--- Extracted records ---
=====

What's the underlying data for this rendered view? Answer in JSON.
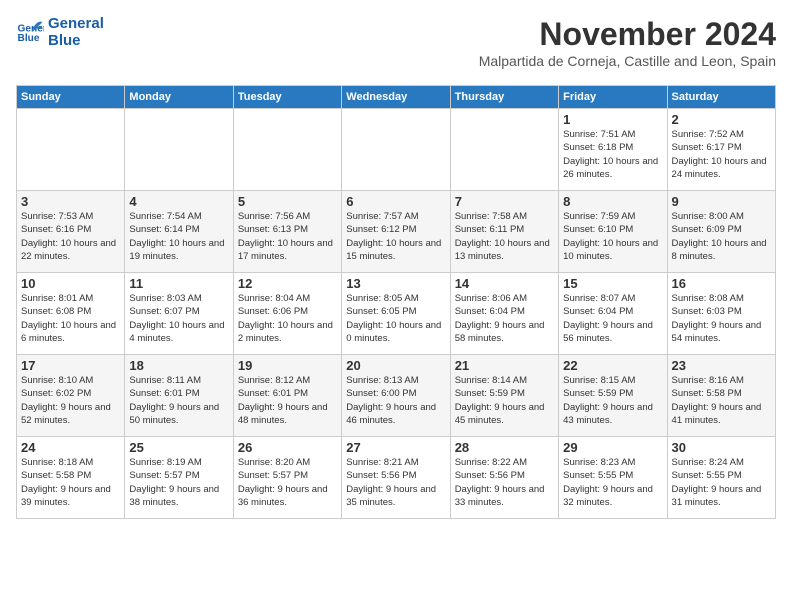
{
  "logo": {
    "line1": "General",
    "line2": "Blue"
  },
  "title": "November 2024",
  "subtitle": "Malpartida de Corneja, Castille and Leon, Spain",
  "headers": [
    "Sunday",
    "Monday",
    "Tuesday",
    "Wednesday",
    "Thursday",
    "Friday",
    "Saturday"
  ],
  "weeks": [
    [
      {
        "day": "",
        "info": ""
      },
      {
        "day": "",
        "info": ""
      },
      {
        "day": "",
        "info": ""
      },
      {
        "day": "",
        "info": ""
      },
      {
        "day": "",
        "info": ""
      },
      {
        "day": "1",
        "info": "Sunrise: 7:51 AM\nSunset: 6:18 PM\nDaylight: 10 hours and 26 minutes."
      },
      {
        "day": "2",
        "info": "Sunrise: 7:52 AM\nSunset: 6:17 PM\nDaylight: 10 hours and 24 minutes."
      }
    ],
    [
      {
        "day": "3",
        "info": "Sunrise: 7:53 AM\nSunset: 6:16 PM\nDaylight: 10 hours and 22 minutes."
      },
      {
        "day": "4",
        "info": "Sunrise: 7:54 AM\nSunset: 6:14 PM\nDaylight: 10 hours and 19 minutes."
      },
      {
        "day": "5",
        "info": "Sunrise: 7:56 AM\nSunset: 6:13 PM\nDaylight: 10 hours and 17 minutes."
      },
      {
        "day": "6",
        "info": "Sunrise: 7:57 AM\nSunset: 6:12 PM\nDaylight: 10 hours and 15 minutes."
      },
      {
        "day": "7",
        "info": "Sunrise: 7:58 AM\nSunset: 6:11 PM\nDaylight: 10 hours and 13 minutes."
      },
      {
        "day": "8",
        "info": "Sunrise: 7:59 AM\nSunset: 6:10 PM\nDaylight: 10 hours and 10 minutes."
      },
      {
        "day": "9",
        "info": "Sunrise: 8:00 AM\nSunset: 6:09 PM\nDaylight: 10 hours and 8 minutes."
      }
    ],
    [
      {
        "day": "10",
        "info": "Sunrise: 8:01 AM\nSunset: 6:08 PM\nDaylight: 10 hours and 6 minutes."
      },
      {
        "day": "11",
        "info": "Sunrise: 8:03 AM\nSunset: 6:07 PM\nDaylight: 10 hours and 4 minutes."
      },
      {
        "day": "12",
        "info": "Sunrise: 8:04 AM\nSunset: 6:06 PM\nDaylight: 10 hours and 2 minutes."
      },
      {
        "day": "13",
        "info": "Sunrise: 8:05 AM\nSunset: 6:05 PM\nDaylight: 10 hours and 0 minutes."
      },
      {
        "day": "14",
        "info": "Sunrise: 8:06 AM\nSunset: 6:04 PM\nDaylight: 9 hours and 58 minutes."
      },
      {
        "day": "15",
        "info": "Sunrise: 8:07 AM\nSunset: 6:04 PM\nDaylight: 9 hours and 56 minutes."
      },
      {
        "day": "16",
        "info": "Sunrise: 8:08 AM\nSunset: 6:03 PM\nDaylight: 9 hours and 54 minutes."
      }
    ],
    [
      {
        "day": "17",
        "info": "Sunrise: 8:10 AM\nSunset: 6:02 PM\nDaylight: 9 hours and 52 minutes."
      },
      {
        "day": "18",
        "info": "Sunrise: 8:11 AM\nSunset: 6:01 PM\nDaylight: 9 hours and 50 minutes."
      },
      {
        "day": "19",
        "info": "Sunrise: 8:12 AM\nSunset: 6:01 PM\nDaylight: 9 hours and 48 minutes."
      },
      {
        "day": "20",
        "info": "Sunrise: 8:13 AM\nSunset: 6:00 PM\nDaylight: 9 hours and 46 minutes."
      },
      {
        "day": "21",
        "info": "Sunrise: 8:14 AM\nSunset: 5:59 PM\nDaylight: 9 hours and 45 minutes."
      },
      {
        "day": "22",
        "info": "Sunrise: 8:15 AM\nSunset: 5:59 PM\nDaylight: 9 hours and 43 minutes."
      },
      {
        "day": "23",
        "info": "Sunrise: 8:16 AM\nSunset: 5:58 PM\nDaylight: 9 hours and 41 minutes."
      }
    ],
    [
      {
        "day": "24",
        "info": "Sunrise: 8:18 AM\nSunset: 5:58 PM\nDaylight: 9 hours and 39 minutes."
      },
      {
        "day": "25",
        "info": "Sunrise: 8:19 AM\nSunset: 5:57 PM\nDaylight: 9 hours and 38 minutes."
      },
      {
        "day": "26",
        "info": "Sunrise: 8:20 AM\nSunset: 5:57 PM\nDaylight: 9 hours and 36 minutes."
      },
      {
        "day": "27",
        "info": "Sunrise: 8:21 AM\nSunset: 5:56 PM\nDaylight: 9 hours and 35 minutes."
      },
      {
        "day": "28",
        "info": "Sunrise: 8:22 AM\nSunset: 5:56 PM\nDaylight: 9 hours and 33 minutes."
      },
      {
        "day": "29",
        "info": "Sunrise: 8:23 AM\nSunset: 5:55 PM\nDaylight: 9 hours and 32 minutes."
      },
      {
        "day": "30",
        "info": "Sunrise: 8:24 AM\nSunset: 5:55 PM\nDaylight: 9 hours and 31 minutes."
      }
    ]
  ]
}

=====

--- What you need to do ---
Copy the listing word for word, excluding its pictures.

--- Exercise result ---
What's the underlying data for this rendered view? Answer in JSON.
{
  "logo": {
    "line1": "General",
    "line2": "Blue"
  },
  "title": "November 2024",
  "subtitle": "Malpartida de Corneja, Castille and Leon, Spain",
  "headers": [
    "Sunday",
    "Monday",
    "Tuesday",
    "Wednesday",
    "Thursday",
    "Friday",
    "Saturday"
  ],
  "weeks": [
    [
      {
        "day": "",
        "info": ""
      },
      {
        "day": "",
        "info": ""
      },
      {
        "day": "",
        "info": ""
      },
      {
        "day": "",
        "info": ""
      },
      {
        "day": "",
        "info": ""
      },
      {
        "day": "1",
        "info": "Sunrise: 7:51 AM\nSunset: 6:18 PM\nDaylight: 10 hours and 26 minutes."
      },
      {
        "day": "2",
        "info": "Sunrise: 7:52 AM\nSunset: 6:17 PM\nDaylight: 10 hours and 24 minutes."
      }
    ],
    [
      {
        "day": "3",
        "info": "Sunrise: 7:53 AM\nSunset: 6:16 PM\nDaylight: 10 hours and 22 minutes."
      },
      {
        "day": "4",
        "info": "Sunrise: 7:54 AM\nSunset: 6:14 PM\nDaylight: 10 hours and 19 minutes."
      },
      {
        "day": "5",
        "info": "Sunrise: 7:56 AM\nSunset: 6:13 PM\nDaylight: 10 hours and 17 minutes."
      },
      {
        "day": "6",
        "info": "Sunrise: 7:57 AM\nSunset: 6:12 PM\nDaylight: 10 hours and 15 minutes."
      },
      {
        "day": "7",
        "info": "Sunrise: 7:58 AM\nSunset: 6:11 PM\nDaylight: 10 hours and 13 minutes."
      },
      {
        "day": "8",
        "info": "Sunrise: 7:59 AM\nSunset: 6:10 PM\nDaylight: 10 hours and 10 minutes."
      },
      {
        "day": "9",
        "info": "Sunrise: 8:00 AM\nSunset: 6:09 PM\nDaylight: 10 hours and 8 minutes."
      }
    ],
    [
      {
        "day": "10",
        "info": "Sunrise: 8:01 AM\nSunset: 6:08 PM\nDaylight: 10 hours and 6 minutes."
      },
      {
        "day": "11",
        "info": "Sunrise: 8:03 AM\nSunset: 6:07 PM\nDaylight: 10 hours and 4 minutes."
      },
      {
        "day": "12",
        "info": "Sunrise: 8:04 AM\nSunset: 6:06 PM\nDaylight: 10 hours and 2 minutes."
      },
      {
        "day": "13",
        "info": "Sunrise: 8:05 AM\nSunset: 6:05 PM\nDaylight: 10 hours and 0 minutes."
      },
      {
        "day": "14",
        "info": "Sunrise: 8:06 AM\nSunset: 6:04 PM\nDaylight: 9 hours and 58 minutes."
      },
      {
        "day": "15",
        "info": "Sunrise: 8:07 AM\nSunset: 6:04 PM\nDaylight: 9 hours and 56 minutes."
      },
      {
        "day": "16",
        "info": "Sunrise: 8:08 AM\nSunset: 6:03 PM\nDaylight: 9 hours and 54 minutes."
      }
    ],
    [
      {
        "day": "17",
        "info": "Sunrise: 8:10 AM\nSunset: 6:02 PM\nDaylight: 9 hours and 52 minutes."
      },
      {
        "day": "18",
        "info": "Sunrise: 8:11 AM\nSunset: 6:01 PM\nDaylight: 9 hours and 50 minutes."
      },
      {
        "day": "19",
        "info": "Sunrise: 8:12 AM\nSunset: 6:01 PM\nDaylight: 9 hours and 48 minutes."
      },
      {
        "day": "20",
        "info": "Sunrise: 8:13 AM\nSunset: 6:00 PM\nDaylight: 9 hours and 46 minutes."
      },
      {
        "day": "21",
        "info": "Sunrise: 8:14 AM\nSunset: 5:59 PM\nDaylight: 9 hours and 45 minutes."
      },
      {
        "day": "22",
        "info": "Sunrise: 8:15 AM\nSunset: 5:59 PM\nDaylight: 9 hours and 43 minutes."
      },
      {
        "day": "23",
        "info": "Sunrise: 8:16 AM\nSunset: 5:58 PM\nDaylight: 9 hours and 41 minutes."
      }
    ],
    [
      {
        "day": "24",
        "info": "Sunrise: 8:18 AM\nSunset: 5:58 PM\nDaylight: 9 hours and 39 minutes."
      },
      {
        "day": "25",
        "info": "Sunrise: 8:19 AM\nSunset: 5:57 PM\nDaylight: 9 hours and 38 minutes."
      },
      {
        "day": "26",
        "info": "Sunrise: 8:20 AM\nSunset: 5:57 PM\nDaylight: 9 hours and 36 minutes."
      },
      {
        "day": "27",
        "info": "Sunrise: 8:21 AM\nSunset: 5:56 PM\nDaylight: 9 hours and 35 minutes."
      },
      {
        "day": "28",
        "info": "Sunrise: 8:22 AM\nSunset: 5:56 PM\nDaylight: 9 hours and 33 minutes."
      },
      {
        "day": "29",
        "info": "Sunrise: 8:23 AM\nSunset: 5:55 PM\nDaylight: 9 hours and 32 minutes."
      },
      {
        "day": "30",
        "info": "Sunrise: 8:24 AM\nSunset: 5:55 PM\nDaylight: 9 hours and 31 minutes."
      }
    ]
  ]
}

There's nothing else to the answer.